[WHAT YOU SHOULD DO]
Please reproduce every record, keeping each one exactly as written.

[MATERIAL SUPPLIED]
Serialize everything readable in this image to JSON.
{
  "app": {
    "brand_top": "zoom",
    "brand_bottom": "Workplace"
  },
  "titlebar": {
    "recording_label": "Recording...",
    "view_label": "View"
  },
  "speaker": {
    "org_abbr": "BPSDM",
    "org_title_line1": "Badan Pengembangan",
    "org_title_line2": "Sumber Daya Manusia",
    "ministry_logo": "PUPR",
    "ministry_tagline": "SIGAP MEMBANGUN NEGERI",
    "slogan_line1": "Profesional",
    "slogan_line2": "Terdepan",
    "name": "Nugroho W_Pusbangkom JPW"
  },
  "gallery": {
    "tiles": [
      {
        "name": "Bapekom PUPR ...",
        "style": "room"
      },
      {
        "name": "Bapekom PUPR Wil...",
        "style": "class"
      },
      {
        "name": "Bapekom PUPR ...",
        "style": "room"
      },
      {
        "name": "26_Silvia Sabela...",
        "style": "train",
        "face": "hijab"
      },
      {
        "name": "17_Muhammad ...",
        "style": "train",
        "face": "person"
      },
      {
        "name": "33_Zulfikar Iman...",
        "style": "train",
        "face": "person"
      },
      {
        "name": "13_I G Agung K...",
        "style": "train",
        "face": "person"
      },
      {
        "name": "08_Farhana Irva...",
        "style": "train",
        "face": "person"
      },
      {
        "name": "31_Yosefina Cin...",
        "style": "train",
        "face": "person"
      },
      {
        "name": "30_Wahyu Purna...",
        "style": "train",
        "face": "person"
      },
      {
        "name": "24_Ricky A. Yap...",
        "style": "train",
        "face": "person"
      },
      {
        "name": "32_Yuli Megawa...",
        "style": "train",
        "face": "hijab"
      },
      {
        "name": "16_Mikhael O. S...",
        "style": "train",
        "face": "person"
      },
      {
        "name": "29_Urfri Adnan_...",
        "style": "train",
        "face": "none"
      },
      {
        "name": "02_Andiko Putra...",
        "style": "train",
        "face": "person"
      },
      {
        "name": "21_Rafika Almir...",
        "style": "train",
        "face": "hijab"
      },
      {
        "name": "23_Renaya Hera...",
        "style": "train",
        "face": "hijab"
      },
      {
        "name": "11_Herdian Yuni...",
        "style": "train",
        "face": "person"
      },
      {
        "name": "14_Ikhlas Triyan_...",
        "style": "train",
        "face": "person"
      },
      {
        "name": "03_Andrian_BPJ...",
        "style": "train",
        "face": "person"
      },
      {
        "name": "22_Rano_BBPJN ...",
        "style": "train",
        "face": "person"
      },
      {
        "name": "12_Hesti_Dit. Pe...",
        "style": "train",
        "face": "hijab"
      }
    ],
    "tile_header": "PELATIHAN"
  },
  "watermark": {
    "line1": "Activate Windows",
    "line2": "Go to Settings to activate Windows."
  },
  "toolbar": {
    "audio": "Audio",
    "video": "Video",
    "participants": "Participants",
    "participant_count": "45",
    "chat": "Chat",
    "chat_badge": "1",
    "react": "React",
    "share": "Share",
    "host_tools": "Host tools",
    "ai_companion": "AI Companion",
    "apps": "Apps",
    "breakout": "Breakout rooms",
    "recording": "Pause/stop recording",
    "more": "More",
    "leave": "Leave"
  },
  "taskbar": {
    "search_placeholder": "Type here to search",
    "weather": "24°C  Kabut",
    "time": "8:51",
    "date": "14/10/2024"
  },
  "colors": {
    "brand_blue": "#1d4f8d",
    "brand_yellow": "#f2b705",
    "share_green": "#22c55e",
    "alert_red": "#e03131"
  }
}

[RIGHT ANSWER]
Serialize everything readable in this image to JSON.
{
  "app": {
    "brand_top": "zoom",
    "brand_bottom": "Workplace"
  },
  "titlebar": {
    "recording_label": "Recording...",
    "view_label": "View"
  },
  "speaker": {
    "org_abbr": "BPSDM",
    "org_title_line1": "Badan Pengembangan",
    "org_title_line2": "Sumber Daya Manusia",
    "ministry_logo": "PUPR",
    "ministry_tagline": "SIGAP MEMBANGUN NEGERI",
    "slogan_line1": "Profesional",
    "slogan_line2": "Terdepan",
    "name": "Nugroho W_Pusbangkom JPW"
  },
  "gallery": {
    "tiles": [
      {
        "name": "Bapekom PUPR ...",
        "style": "room"
      },
      {
        "name": "Bapekom PUPR Wil...",
        "style": "class"
      },
      {
        "name": "Bapekom PUPR ...",
        "style": "room"
      },
      {
        "name": "26_Silvia Sabela...",
        "style": "train",
        "face": "hijab"
      },
      {
        "name": "17_Muhammad ...",
        "style": "train",
        "face": "person"
      },
      {
        "name": "33_Zulfikar Iman...",
        "style": "train",
        "face": "person"
      },
      {
        "name": "13_I G Agung K...",
        "style": "train",
        "face": "person"
      },
      {
        "name": "08_Farhana Irva...",
        "style": "train",
        "face": "person"
      },
      {
        "name": "31_Yosefina Cin...",
        "style": "train",
        "face": "person"
      },
      {
        "name": "30_Wahyu Purna...",
        "style": "train",
        "face": "person"
      },
      {
        "name": "24_Ricky A. Yap...",
        "style": "train",
        "face": "person"
      },
      {
        "name": "32_Yuli Megawa...",
        "style": "train",
        "face": "hijab"
      },
      {
        "name": "16_Mikhael O. S...",
        "style": "train",
        "face": "person"
      },
      {
        "name": "29_Urfri Adnan_...",
        "style": "train",
        "face": "none"
      },
      {
        "name": "02_Andiko Putra...",
        "style": "train",
        "face": "person"
      },
      {
        "name": "21_Rafika Almir...",
        "style": "train",
        "face": "hijab"
      },
      {
        "name": "23_Renaya Hera...",
        "style": "train",
        "face": "hijab"
      },
      {
        "name": "11_Herdian Yuni...",
        "style": "train",
        "face": "person"
      },
      {
        "name": "14_Ikhlas Triyan_...",
        "style": "train",
        "face": "person"
      },
      {
        "name": "03_Andrian_BPJ...",
        "style": "train",
        "face": "person"
      },
      {
        "name": "22_Rano_BBPJN ...",
        "style": "train",
        "face": "person"
      },
      {
        "name": "12_Hesti_Dit. Pe...",
        "style": "train",
        "face": "hijab"
      }
    ],
    "tile_header": "PELATIHAN"
  },
  "watermark": {
    "line1": "Activate Windows",
    "line2": "Go to Settings to activate Windows."
  },
  "toolbar": {
    "audio": "Audio",
    "video": "Video",
    "participants": "Participants",
    "participant_count": "45",
    "chat": "Chat",
    "chat_badge": "1",
    "react": "React",
    "share": "Share",
    "host_tools": "Host tools",
    "ai_companion": "AI Companion",
    "apps": "Apps",
    "breakout": "Breakout rooms",
    "recording": "Pause/stop recording",
    "more": "More",
    "leave": "Leave"
  },
  "taskbar": {
    "search_placeholder": "Type here to search",
    "weather": "24°C  Kabut",
    "time": "8:51",
    "date": "14/10/2024"
  },
  "colors": {
    "brand_blue": "#1d4f8d",
    "brand_yellow": "#f2b705",
    "share_green": "#22c55e",
    "alert_red": "#e03131"
  }
}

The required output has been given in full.